■ Exercise directions
Pull every line of the entries that has the word "post".

■ Record extracts
begin

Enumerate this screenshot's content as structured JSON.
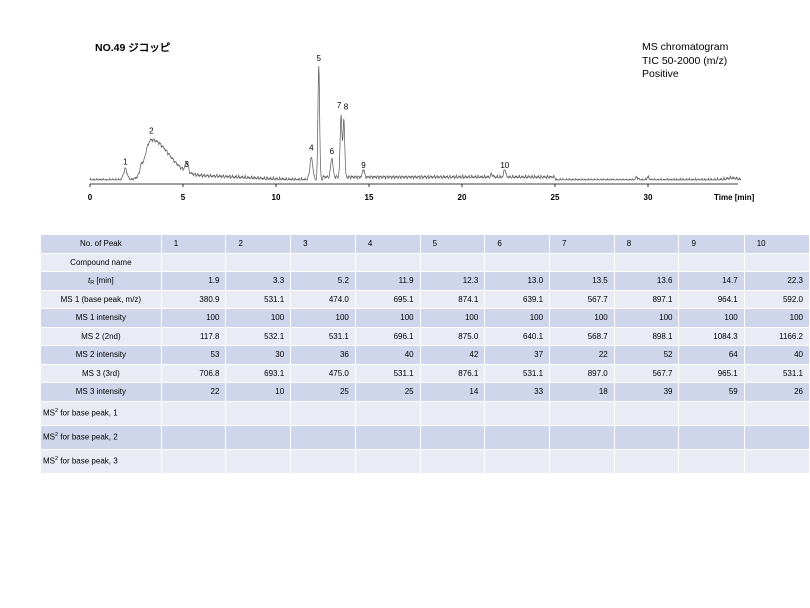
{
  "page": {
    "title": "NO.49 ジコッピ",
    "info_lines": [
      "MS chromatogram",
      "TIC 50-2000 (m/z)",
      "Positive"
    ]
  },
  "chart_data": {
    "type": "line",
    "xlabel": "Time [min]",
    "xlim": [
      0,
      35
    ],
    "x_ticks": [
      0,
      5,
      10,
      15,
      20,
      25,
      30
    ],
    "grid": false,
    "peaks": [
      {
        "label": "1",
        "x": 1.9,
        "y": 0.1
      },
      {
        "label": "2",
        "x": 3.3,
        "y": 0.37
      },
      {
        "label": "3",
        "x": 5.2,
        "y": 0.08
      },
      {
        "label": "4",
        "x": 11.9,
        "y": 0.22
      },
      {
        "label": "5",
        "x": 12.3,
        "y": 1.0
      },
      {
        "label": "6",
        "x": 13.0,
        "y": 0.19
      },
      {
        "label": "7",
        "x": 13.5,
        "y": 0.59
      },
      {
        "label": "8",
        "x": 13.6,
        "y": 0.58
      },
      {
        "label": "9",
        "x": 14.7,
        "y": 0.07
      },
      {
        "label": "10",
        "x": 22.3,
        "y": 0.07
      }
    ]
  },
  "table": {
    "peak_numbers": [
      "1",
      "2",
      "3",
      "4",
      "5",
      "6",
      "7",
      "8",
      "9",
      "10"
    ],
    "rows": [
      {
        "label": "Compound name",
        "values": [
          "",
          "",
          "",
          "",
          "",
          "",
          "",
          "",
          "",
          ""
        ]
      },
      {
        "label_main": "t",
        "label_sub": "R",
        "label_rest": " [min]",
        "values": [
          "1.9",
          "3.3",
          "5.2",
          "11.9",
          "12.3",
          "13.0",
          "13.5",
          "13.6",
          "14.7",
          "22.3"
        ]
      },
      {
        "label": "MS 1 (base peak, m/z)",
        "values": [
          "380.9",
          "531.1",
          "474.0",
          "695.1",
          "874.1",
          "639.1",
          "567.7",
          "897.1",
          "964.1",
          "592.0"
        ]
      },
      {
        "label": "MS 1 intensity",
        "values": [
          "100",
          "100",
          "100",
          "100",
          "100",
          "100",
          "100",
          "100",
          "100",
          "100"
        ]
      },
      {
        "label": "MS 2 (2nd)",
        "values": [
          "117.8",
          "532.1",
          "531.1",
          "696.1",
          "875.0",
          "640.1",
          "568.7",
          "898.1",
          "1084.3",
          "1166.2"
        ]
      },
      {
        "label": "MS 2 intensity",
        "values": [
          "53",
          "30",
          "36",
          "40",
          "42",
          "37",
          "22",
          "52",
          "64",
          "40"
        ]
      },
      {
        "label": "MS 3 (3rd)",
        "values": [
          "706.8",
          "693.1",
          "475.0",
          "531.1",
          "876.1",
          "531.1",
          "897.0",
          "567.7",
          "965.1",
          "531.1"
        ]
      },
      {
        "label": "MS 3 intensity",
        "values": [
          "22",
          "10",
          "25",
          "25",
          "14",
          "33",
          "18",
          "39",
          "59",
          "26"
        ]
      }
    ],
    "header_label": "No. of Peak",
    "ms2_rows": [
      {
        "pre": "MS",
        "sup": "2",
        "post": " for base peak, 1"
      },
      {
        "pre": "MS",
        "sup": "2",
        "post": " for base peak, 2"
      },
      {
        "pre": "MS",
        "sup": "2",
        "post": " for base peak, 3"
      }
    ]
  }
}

end
begin

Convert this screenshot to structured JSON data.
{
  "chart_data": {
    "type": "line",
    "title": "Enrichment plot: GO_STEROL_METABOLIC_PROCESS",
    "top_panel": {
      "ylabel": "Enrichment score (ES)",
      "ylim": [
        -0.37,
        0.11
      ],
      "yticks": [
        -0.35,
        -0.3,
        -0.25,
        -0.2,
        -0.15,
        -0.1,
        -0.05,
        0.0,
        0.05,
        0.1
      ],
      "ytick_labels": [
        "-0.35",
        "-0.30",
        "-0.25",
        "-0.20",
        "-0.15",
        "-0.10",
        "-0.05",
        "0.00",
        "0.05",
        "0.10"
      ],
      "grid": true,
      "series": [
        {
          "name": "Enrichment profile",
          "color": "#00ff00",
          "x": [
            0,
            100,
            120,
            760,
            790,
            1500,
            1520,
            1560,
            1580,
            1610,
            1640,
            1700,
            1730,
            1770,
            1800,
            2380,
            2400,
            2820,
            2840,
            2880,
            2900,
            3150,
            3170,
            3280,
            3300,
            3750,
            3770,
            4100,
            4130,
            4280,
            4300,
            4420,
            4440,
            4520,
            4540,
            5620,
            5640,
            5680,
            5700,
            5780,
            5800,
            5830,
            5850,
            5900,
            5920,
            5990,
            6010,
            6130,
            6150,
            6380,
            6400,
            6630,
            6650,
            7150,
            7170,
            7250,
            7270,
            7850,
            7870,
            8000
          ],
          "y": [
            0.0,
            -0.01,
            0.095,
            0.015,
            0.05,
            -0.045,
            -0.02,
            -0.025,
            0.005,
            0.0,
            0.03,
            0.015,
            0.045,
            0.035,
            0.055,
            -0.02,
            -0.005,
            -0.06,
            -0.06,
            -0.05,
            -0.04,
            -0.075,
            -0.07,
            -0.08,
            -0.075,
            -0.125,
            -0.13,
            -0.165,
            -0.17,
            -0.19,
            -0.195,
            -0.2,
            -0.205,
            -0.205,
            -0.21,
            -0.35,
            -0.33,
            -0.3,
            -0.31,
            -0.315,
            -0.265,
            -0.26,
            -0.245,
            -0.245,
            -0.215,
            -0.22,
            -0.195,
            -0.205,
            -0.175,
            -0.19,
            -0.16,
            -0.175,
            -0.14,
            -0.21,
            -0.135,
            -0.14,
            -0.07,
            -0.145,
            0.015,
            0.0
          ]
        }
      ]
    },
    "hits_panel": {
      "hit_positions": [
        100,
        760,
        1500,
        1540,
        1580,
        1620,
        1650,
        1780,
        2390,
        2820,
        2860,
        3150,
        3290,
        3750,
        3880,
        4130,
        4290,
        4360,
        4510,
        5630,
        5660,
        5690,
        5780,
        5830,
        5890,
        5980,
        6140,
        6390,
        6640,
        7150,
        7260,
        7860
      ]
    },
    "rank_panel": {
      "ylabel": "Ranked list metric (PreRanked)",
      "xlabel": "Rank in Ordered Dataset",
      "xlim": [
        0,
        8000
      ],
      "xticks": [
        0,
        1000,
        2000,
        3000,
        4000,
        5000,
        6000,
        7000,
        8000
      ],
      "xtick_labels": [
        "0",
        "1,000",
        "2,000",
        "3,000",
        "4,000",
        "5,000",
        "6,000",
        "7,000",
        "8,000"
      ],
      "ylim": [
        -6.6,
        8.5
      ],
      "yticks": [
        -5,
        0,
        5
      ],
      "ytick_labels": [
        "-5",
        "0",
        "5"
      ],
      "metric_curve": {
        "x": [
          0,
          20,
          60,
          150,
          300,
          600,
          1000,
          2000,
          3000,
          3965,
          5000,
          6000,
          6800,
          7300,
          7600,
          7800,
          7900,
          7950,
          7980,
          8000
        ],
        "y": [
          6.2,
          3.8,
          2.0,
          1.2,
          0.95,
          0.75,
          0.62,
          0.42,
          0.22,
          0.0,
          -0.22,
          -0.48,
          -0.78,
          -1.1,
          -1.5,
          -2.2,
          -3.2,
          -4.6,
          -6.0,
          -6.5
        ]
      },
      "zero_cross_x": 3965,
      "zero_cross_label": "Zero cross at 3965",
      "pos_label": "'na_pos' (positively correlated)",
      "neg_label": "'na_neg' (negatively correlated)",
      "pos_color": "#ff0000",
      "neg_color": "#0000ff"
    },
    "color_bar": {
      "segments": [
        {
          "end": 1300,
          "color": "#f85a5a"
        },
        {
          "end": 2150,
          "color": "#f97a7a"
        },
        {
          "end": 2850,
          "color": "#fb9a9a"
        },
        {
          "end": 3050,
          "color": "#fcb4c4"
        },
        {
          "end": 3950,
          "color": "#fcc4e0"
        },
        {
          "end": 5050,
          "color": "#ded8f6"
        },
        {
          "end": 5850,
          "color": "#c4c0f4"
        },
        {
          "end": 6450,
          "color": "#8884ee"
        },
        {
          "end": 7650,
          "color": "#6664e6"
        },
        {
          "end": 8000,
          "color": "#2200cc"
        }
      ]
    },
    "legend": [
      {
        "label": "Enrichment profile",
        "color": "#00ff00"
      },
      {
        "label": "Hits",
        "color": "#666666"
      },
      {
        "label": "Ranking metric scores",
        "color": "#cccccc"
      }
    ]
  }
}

end
begin

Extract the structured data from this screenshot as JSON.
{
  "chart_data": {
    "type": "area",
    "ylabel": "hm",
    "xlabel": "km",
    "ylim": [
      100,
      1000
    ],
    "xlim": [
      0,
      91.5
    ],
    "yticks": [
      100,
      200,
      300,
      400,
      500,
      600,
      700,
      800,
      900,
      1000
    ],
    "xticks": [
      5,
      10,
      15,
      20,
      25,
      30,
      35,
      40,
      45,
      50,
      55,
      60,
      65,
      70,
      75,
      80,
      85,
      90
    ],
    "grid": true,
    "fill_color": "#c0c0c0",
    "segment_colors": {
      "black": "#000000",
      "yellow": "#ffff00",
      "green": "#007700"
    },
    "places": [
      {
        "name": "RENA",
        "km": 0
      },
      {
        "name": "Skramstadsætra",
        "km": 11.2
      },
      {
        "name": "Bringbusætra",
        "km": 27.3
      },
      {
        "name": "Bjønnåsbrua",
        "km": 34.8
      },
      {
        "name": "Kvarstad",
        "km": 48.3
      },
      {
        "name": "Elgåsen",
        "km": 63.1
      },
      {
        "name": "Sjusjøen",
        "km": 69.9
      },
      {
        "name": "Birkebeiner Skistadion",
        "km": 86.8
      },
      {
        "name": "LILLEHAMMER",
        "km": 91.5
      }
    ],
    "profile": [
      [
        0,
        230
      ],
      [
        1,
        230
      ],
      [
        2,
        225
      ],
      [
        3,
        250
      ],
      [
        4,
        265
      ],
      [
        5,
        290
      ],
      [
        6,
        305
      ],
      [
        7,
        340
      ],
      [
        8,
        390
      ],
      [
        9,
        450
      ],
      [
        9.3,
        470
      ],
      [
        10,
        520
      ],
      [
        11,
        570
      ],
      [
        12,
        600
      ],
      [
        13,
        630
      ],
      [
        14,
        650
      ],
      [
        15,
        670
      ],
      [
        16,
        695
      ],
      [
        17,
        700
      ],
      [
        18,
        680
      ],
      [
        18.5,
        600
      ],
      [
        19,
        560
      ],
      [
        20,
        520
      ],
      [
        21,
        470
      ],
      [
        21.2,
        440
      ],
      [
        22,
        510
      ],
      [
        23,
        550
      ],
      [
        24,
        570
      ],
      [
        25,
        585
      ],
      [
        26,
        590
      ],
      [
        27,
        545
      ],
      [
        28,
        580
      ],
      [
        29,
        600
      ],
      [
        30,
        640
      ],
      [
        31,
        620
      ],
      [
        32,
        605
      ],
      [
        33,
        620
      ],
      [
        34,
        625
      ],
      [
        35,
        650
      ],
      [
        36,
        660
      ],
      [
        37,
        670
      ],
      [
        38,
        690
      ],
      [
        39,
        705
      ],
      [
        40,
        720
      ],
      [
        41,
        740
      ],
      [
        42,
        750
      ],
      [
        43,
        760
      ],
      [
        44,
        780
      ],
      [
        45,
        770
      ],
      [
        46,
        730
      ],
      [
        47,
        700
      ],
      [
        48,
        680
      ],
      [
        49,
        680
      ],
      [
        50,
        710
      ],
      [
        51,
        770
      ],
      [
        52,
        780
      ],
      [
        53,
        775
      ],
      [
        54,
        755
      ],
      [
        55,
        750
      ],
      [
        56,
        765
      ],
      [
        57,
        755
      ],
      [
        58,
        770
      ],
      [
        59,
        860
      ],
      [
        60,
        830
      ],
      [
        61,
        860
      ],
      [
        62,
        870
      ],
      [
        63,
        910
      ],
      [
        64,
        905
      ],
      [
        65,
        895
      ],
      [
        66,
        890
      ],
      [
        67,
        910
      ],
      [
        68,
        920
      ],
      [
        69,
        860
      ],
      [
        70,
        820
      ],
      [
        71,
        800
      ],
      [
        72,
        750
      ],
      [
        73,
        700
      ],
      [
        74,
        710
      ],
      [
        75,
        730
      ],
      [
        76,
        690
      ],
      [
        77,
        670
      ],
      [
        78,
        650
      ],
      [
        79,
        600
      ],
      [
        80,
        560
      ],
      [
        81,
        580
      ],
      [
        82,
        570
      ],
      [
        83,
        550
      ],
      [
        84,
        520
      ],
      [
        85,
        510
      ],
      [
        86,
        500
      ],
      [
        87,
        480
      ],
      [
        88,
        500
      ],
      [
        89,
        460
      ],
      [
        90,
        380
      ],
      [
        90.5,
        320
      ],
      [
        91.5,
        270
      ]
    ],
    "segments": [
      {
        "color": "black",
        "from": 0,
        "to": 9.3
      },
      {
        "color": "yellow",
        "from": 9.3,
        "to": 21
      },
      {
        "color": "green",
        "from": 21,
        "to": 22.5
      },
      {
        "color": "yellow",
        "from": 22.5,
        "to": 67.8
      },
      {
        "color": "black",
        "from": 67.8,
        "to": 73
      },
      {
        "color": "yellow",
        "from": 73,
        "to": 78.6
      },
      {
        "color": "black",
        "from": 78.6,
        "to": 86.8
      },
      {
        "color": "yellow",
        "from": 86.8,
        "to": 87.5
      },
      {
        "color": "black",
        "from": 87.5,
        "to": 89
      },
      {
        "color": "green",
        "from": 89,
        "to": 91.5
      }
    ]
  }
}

end

■ Correct response
        "post": " for base peak, 1"
        "post": " for base peak, 2"
        "post": " for base peak, 3"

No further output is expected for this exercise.